EXERCISE MATERIALS:
☆ ☆ ☆ ☆
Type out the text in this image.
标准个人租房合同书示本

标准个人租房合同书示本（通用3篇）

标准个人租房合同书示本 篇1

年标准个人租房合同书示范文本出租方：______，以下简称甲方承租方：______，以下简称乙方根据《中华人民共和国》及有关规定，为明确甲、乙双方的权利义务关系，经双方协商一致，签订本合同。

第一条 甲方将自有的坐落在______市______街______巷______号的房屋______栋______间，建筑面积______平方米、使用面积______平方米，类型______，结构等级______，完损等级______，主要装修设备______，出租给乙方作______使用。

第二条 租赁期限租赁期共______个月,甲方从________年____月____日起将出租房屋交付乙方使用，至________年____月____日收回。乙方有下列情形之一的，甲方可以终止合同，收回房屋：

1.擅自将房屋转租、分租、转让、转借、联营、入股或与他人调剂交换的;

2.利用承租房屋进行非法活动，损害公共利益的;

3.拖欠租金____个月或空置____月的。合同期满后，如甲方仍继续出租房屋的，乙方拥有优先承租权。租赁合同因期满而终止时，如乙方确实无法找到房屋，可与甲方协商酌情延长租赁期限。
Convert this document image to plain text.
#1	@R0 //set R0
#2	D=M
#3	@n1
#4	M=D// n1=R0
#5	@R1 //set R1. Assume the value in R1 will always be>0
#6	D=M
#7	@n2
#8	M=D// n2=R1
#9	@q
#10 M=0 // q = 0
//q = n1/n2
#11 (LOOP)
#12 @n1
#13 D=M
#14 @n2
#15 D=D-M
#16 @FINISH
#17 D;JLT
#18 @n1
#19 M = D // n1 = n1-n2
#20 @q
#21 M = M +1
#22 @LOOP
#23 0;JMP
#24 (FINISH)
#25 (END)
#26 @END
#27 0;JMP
☆ ☆ ☆ ☆
TO BE DONE: Reproduce the data in its entirety, matching each character.

FINAL RESULT:
Type out the text in this image.
标准个人租房合同书示本

标准个人租房合同书示本（通用3篇）

标准个人租房合同书示本 篇1

年标准个人租房合同书示范文本出租方：______，以下简称甲方承租方：______，以下简称乙方根据《中华人民共和国》及有关规定，为明确甲、乙双方的权利义务关系，经双方协商一致，签订本合同。

第一条 甲方将自有的坐落在______市______街______巷______号的房屋______栋______间，建筑面积______平方米、使用面积______平方米，类型______，结构等级______，完损等级______，主要装修设备______，出租给乙方作______使用。

第二条 租赁期限租赁期共______个月,甲方从________年____月____日起将出租房屋交付乙方使用，至________年____月____日收回。乙方有下列情形之一的，甲方可以终止合同，收回房屋：

1.擅自将房屋转租、分租、转让、转借、联营、入股或与他人调剂交换的;

2.利用承租房屋进行非法活动，损害公共利益的;

3.拖欠租金____个月或空置____月的。合同期满后，如甲方仍继续出租房屋的，乙方拥有优先承租权。租赁合同因期满而终止时，如乙方确实无法找到房屋，可与甲方协商酌情延长租赁期限。
Convert this document image to plain text.
#1	@R0 //set R0
#2	D=M
#3	@n1
#4	M=D// n1=R0
#5	@R1 //set R1. Assume the value in R1 will always be>0
#6	D=M
#7	@n2
#8	M=D// n2=R1
#9	@q
#10 M=0 // q = 0
//q = n1/n2
#11 (LOOP)
#12 @n1
#13 D=M
#14 @n2
#15 D=D-M
#16 @FINISH
#17 D;JLT
#18 @n1
#19 M = D // n1 = n1-n2
#20 @q
#21 M = M +1
#22 @LOOP
#23 0;JMP
#24 (FINISH)
#25 (END)
#26 @END
#27 0;JMP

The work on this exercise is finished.